__TASK DIRECTIONS__: Search the data for the string "screenshot" and gather each line it is in.

-- BEGIN --

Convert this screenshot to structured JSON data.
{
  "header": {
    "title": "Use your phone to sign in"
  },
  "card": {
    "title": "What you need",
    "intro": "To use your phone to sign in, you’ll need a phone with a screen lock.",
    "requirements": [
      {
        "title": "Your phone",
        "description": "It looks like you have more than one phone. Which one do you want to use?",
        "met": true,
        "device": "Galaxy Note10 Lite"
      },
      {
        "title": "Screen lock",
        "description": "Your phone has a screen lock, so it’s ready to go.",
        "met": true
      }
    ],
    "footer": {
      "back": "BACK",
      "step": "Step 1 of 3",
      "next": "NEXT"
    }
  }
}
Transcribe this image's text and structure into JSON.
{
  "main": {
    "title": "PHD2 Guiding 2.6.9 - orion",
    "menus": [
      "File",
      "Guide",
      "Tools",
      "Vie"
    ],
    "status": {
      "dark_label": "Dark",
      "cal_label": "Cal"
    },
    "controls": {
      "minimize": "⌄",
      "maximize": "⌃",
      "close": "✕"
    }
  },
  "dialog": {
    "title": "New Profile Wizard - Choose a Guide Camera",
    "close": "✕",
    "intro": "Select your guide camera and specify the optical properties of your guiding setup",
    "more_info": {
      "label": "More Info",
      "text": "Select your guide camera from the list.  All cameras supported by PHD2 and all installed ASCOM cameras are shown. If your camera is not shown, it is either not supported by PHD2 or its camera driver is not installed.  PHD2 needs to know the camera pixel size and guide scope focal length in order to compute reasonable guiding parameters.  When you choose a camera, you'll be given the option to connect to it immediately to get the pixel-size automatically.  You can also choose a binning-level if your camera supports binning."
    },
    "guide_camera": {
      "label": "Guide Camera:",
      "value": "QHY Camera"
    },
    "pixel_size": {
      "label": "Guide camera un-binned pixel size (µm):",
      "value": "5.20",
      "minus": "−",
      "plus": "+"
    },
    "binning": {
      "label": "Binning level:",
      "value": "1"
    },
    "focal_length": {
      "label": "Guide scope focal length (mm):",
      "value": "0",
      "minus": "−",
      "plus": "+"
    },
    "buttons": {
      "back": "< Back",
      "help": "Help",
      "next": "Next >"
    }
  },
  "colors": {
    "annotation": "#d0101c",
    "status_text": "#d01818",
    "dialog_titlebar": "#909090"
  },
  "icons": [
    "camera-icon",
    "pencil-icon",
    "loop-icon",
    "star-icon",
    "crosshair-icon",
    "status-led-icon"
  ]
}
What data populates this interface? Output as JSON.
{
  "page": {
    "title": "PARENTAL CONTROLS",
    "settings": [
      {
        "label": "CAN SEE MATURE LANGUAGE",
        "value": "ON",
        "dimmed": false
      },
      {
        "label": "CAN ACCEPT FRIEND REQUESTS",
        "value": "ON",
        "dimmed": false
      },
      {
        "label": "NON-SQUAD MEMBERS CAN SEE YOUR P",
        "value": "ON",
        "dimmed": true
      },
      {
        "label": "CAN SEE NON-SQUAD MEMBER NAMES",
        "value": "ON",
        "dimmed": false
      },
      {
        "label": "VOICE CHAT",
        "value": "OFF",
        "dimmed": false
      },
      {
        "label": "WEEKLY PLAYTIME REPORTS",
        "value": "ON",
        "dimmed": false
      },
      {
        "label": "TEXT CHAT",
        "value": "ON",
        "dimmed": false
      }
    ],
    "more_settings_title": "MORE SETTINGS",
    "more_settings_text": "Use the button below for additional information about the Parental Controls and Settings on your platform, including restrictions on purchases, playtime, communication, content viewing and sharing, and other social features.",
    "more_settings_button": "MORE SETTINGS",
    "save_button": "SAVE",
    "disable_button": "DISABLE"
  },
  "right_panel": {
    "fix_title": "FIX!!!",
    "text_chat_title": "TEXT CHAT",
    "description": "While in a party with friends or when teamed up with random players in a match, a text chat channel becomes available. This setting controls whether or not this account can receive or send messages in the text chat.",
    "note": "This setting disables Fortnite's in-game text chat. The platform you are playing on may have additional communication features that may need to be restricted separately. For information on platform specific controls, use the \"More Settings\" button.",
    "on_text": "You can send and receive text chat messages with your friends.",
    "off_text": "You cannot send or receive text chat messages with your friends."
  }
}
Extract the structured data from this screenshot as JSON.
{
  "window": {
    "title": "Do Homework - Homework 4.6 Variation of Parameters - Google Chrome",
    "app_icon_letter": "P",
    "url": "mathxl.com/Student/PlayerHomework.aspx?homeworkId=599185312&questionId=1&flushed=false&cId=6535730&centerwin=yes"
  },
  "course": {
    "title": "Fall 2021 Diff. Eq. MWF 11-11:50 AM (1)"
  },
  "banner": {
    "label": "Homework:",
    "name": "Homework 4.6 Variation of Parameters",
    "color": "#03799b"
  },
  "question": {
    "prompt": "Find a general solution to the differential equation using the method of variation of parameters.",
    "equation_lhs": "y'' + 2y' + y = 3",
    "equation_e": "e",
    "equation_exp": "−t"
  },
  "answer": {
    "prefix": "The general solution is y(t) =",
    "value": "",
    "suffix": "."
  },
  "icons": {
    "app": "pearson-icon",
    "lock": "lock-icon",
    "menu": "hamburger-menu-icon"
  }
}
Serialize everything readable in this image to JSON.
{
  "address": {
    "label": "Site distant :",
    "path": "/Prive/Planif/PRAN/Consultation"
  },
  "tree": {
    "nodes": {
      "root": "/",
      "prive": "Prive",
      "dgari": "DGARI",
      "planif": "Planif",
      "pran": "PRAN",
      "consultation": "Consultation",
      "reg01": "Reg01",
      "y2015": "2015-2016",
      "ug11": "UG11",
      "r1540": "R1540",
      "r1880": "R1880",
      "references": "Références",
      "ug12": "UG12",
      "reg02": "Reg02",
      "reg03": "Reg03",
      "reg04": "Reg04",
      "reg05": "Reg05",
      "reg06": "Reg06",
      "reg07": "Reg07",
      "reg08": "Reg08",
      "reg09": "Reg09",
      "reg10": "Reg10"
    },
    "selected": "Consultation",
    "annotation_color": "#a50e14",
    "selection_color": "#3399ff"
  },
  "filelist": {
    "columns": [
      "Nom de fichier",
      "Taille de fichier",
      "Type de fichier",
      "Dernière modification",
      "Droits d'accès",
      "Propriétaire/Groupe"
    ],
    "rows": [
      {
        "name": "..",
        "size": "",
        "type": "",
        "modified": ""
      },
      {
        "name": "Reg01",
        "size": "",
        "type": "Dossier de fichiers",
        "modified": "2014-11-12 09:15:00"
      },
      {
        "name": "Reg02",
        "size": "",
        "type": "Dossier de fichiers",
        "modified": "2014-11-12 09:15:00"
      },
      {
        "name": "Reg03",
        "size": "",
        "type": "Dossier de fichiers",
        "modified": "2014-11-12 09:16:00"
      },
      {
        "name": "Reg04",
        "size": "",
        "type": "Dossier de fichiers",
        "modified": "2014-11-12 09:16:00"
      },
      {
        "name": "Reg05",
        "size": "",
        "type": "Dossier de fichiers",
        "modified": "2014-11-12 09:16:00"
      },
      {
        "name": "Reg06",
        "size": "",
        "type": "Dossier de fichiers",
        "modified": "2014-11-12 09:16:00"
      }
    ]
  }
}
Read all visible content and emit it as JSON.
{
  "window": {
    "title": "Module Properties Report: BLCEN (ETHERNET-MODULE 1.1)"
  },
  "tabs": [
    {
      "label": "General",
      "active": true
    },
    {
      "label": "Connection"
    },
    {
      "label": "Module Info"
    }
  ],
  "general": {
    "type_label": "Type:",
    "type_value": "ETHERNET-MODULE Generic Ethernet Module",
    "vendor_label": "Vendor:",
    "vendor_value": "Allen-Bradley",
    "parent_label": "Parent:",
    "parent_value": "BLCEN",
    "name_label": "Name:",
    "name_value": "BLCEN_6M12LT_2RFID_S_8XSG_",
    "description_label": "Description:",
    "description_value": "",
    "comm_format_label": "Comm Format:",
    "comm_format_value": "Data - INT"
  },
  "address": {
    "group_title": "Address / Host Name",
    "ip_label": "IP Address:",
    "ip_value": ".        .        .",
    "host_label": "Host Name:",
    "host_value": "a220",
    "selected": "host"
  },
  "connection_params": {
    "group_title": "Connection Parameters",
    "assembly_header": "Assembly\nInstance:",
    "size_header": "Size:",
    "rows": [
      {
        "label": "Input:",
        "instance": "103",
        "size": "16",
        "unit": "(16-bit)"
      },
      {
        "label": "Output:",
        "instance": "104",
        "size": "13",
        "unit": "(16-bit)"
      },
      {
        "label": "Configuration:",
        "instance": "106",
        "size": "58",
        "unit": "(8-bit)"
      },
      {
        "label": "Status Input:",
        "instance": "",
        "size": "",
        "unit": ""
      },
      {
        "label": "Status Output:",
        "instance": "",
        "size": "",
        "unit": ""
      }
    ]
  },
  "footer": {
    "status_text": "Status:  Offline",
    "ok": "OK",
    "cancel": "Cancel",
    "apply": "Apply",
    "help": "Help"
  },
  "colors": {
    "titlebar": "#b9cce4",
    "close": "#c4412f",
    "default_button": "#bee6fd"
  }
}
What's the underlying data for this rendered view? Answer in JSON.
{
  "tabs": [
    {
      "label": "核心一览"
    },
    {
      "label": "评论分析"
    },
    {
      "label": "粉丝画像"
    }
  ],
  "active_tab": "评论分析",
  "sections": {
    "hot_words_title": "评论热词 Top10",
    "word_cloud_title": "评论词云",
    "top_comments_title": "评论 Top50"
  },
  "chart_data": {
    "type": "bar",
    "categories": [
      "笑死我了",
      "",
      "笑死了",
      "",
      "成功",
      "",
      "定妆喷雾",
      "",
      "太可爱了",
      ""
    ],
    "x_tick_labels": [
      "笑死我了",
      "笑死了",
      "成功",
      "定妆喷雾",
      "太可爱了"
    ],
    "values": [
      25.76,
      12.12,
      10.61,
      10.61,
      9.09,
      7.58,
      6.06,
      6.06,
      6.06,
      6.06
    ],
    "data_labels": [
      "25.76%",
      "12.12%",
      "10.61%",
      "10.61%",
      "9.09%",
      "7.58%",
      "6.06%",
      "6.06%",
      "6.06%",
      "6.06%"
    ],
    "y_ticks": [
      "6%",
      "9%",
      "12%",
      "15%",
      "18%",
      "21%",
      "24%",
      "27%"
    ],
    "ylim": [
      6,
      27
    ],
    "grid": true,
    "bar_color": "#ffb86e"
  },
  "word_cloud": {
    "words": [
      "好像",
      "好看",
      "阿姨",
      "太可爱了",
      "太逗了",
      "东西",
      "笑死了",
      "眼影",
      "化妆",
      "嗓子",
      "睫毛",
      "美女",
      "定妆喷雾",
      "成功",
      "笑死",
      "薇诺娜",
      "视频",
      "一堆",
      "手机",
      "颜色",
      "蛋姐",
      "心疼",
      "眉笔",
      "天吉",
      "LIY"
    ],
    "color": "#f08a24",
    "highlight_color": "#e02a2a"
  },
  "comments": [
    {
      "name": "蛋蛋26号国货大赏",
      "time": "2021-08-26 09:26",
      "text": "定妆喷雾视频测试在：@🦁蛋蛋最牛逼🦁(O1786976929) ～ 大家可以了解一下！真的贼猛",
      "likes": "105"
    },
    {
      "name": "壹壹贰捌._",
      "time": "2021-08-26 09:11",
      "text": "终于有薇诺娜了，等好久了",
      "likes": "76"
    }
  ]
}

-- END --

__TASK SOLUTION__:
Convert this screenshot to structured JSON data.
Extract the structured data from this screenshot as JSON.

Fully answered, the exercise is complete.